Start

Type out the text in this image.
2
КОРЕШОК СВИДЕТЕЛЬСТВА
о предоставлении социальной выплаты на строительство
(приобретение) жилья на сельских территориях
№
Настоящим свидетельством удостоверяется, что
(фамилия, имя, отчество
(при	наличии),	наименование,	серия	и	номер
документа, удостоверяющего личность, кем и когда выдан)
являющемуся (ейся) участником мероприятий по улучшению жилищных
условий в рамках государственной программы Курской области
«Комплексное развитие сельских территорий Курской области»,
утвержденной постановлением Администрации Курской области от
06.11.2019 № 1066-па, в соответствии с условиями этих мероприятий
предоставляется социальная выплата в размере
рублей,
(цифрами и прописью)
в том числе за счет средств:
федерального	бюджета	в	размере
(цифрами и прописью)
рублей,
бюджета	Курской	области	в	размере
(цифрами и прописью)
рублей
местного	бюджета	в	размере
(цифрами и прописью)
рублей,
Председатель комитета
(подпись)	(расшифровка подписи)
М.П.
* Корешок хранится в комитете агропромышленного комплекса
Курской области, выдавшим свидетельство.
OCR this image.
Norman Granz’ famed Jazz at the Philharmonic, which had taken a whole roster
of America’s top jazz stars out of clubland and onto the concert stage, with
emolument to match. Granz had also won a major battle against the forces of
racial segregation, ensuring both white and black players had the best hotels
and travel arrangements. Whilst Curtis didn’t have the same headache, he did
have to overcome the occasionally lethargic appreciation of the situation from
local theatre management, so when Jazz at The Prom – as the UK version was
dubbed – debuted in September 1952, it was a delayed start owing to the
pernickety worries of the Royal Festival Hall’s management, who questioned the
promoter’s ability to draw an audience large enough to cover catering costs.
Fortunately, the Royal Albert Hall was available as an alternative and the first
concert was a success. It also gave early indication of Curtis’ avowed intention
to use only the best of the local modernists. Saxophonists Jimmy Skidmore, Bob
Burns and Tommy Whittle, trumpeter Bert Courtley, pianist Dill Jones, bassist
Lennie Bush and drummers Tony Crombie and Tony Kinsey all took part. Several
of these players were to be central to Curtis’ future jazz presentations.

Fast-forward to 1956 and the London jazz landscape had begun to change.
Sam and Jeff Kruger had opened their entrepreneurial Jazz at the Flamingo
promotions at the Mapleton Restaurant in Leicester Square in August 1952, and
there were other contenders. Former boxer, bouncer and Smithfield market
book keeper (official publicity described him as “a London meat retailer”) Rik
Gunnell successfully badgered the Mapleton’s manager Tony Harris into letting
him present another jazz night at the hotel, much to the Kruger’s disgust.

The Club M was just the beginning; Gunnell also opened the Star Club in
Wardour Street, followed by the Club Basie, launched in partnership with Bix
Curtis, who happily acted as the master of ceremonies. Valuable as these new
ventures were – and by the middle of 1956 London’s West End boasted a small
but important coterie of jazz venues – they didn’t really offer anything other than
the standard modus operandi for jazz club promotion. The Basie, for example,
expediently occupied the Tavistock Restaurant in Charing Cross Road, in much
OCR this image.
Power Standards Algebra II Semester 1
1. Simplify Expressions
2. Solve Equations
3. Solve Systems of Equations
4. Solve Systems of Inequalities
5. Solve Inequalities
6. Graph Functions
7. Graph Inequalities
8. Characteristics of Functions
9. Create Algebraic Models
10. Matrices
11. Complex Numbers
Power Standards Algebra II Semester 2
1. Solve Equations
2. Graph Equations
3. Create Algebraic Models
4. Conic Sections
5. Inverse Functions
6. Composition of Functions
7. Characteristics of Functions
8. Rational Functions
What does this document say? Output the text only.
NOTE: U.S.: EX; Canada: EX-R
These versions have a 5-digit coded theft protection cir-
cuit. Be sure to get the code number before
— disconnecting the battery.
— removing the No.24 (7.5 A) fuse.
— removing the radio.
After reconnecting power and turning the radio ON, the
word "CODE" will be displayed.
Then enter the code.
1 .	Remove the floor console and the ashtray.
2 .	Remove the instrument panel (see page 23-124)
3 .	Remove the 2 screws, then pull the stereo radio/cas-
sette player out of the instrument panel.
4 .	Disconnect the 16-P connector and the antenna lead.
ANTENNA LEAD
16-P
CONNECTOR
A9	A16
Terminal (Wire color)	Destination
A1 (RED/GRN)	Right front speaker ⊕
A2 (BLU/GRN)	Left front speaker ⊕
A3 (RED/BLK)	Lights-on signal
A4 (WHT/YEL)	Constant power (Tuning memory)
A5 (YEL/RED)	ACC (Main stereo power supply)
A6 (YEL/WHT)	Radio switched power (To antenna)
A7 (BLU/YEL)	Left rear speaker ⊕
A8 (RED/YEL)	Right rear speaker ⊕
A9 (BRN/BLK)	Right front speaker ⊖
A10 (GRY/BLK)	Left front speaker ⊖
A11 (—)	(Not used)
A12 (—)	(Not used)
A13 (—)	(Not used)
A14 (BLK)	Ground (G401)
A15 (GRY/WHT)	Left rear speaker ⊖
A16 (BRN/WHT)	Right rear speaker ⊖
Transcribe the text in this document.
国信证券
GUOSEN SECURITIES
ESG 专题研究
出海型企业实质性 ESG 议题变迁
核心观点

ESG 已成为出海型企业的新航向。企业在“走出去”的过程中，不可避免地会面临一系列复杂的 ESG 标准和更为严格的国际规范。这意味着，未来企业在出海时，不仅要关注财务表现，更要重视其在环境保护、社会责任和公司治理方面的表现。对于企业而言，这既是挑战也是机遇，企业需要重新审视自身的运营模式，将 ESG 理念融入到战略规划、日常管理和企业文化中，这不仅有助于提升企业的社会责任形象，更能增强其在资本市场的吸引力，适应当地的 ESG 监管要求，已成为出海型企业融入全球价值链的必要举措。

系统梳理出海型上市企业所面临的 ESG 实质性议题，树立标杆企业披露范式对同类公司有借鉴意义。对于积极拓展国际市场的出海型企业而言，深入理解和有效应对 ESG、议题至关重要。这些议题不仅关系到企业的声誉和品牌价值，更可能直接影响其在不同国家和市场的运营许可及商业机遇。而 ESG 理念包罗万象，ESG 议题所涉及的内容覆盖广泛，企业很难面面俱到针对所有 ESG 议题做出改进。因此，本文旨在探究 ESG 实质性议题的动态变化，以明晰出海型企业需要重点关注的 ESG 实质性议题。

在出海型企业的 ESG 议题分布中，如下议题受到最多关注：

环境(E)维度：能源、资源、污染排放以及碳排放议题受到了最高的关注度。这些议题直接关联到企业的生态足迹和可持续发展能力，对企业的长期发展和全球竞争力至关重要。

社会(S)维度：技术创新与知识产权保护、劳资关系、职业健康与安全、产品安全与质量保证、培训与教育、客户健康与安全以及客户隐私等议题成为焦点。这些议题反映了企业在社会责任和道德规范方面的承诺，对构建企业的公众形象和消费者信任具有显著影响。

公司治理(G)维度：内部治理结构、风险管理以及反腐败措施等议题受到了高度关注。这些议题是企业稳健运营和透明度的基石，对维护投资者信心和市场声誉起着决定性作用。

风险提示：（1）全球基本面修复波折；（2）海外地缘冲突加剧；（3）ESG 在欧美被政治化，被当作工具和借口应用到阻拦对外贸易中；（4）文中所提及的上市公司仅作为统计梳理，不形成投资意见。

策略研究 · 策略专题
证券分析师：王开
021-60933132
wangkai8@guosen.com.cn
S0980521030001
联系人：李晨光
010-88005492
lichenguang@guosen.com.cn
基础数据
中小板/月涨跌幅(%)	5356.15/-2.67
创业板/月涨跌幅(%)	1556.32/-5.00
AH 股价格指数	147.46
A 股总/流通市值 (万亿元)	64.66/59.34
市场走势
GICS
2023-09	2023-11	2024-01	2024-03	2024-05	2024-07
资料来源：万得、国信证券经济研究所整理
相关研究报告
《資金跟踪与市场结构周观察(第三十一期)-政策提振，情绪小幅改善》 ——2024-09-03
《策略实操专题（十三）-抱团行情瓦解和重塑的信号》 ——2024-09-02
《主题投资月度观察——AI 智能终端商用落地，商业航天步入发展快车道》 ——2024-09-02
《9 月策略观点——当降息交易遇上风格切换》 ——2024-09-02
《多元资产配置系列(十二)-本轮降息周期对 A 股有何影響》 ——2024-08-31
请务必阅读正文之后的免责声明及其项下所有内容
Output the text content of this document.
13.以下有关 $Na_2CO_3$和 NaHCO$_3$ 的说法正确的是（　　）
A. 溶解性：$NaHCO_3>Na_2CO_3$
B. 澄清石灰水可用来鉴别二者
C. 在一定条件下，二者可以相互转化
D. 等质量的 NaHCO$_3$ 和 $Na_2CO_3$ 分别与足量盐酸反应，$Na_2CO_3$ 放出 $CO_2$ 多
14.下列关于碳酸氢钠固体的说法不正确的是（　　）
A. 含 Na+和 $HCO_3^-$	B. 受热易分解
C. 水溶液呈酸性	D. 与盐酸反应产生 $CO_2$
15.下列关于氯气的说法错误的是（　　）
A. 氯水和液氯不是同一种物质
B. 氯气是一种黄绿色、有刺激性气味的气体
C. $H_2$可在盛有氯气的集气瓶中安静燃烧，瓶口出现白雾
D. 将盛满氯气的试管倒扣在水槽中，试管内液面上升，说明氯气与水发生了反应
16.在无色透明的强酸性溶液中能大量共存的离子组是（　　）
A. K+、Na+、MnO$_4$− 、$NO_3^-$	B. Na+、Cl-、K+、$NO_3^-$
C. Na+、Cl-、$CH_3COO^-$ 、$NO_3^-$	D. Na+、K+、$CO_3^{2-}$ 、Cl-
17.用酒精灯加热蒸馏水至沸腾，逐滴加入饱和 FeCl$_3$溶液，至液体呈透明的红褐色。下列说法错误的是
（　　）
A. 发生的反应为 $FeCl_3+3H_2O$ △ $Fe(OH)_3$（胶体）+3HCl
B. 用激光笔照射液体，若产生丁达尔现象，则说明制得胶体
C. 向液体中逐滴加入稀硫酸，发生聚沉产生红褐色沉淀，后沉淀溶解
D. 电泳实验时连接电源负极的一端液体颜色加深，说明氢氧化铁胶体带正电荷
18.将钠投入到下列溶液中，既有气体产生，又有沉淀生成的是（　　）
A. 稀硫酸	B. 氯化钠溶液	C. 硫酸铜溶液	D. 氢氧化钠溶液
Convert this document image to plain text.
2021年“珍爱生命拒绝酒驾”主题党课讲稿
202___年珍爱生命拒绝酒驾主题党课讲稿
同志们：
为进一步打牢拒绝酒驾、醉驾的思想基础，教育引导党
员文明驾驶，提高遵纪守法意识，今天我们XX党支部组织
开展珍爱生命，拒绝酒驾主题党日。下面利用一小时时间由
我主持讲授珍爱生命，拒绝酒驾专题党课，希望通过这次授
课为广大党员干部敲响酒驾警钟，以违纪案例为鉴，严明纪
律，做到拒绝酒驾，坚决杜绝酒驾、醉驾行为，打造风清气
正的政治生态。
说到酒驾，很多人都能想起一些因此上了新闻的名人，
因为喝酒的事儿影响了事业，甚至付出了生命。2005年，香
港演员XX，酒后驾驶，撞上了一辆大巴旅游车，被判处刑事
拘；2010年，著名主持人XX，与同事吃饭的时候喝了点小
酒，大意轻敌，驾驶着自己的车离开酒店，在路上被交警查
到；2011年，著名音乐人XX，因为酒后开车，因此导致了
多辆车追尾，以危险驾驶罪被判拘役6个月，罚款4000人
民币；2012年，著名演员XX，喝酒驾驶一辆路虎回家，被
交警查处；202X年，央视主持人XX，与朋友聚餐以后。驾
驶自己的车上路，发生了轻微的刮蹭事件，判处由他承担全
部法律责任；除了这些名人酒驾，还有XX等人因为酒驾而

End

• Description of the task: Begin with the line that contains "Convert this document image to plain text." and end with the last line of the records; set down every line in that span exactly, and nothing else.

• Answer for this exercise:
Convert this document image to plain text.
2021年“珍爱生命拒绝酒驾”主题党课讲稿
202___年珍爱生命拒绝酒驾主题党课讲稿
同志们：
为进一步打牢拒绝酒驾、醉驾的思想基础，教育引导党
员文明驾驶，提高遵纪守法意识，今天我们XX党支部组织
开展珍爱生命，拒绝酒驾主题党日。下面利用一小时时间由
我主持讲授珍爱生命，拒绝酒驾专题党课，希望通过这次授
课为广大党员干部敲响酒驾警钟，以违纪案例为鉴，严明纪
律，做到拒绝酒驾，坚决杜绝酒驾、醉驾行为，打造风清气
正的政治生态。
说到酒驾，很多人都能想起一些因此上了新闻的名人，
因为喝酒的事儿影响了事业，甚至付出了生命。2005年，香
港演员XX，酒后驾驶，撞上了一辆大巴旅游车，被判处刑事
拘；2010年，著名主持人XX，与同事吃饭的时候喝了点小
酒，大意轻敌，驾驶着自己的车离开酒店，在路上被交警查
到；2011年，著名音乐人XX，因为酒后开车，因此导致了
多辆车追尾，以危险驾驶罪被判拘役6个月，罚款4000人
民币；2012年，著名演员XX，喝酒驾驶一辆路虎回家，被
交警查处；202X年，央视主持人XX，与朋友聚餐以后。驾
驶自己的车上路，发生了轻微的刮蹭事件，判处由他承担全
部法律责任；除了这些名人酒驾，还有XX等人因为酒驾而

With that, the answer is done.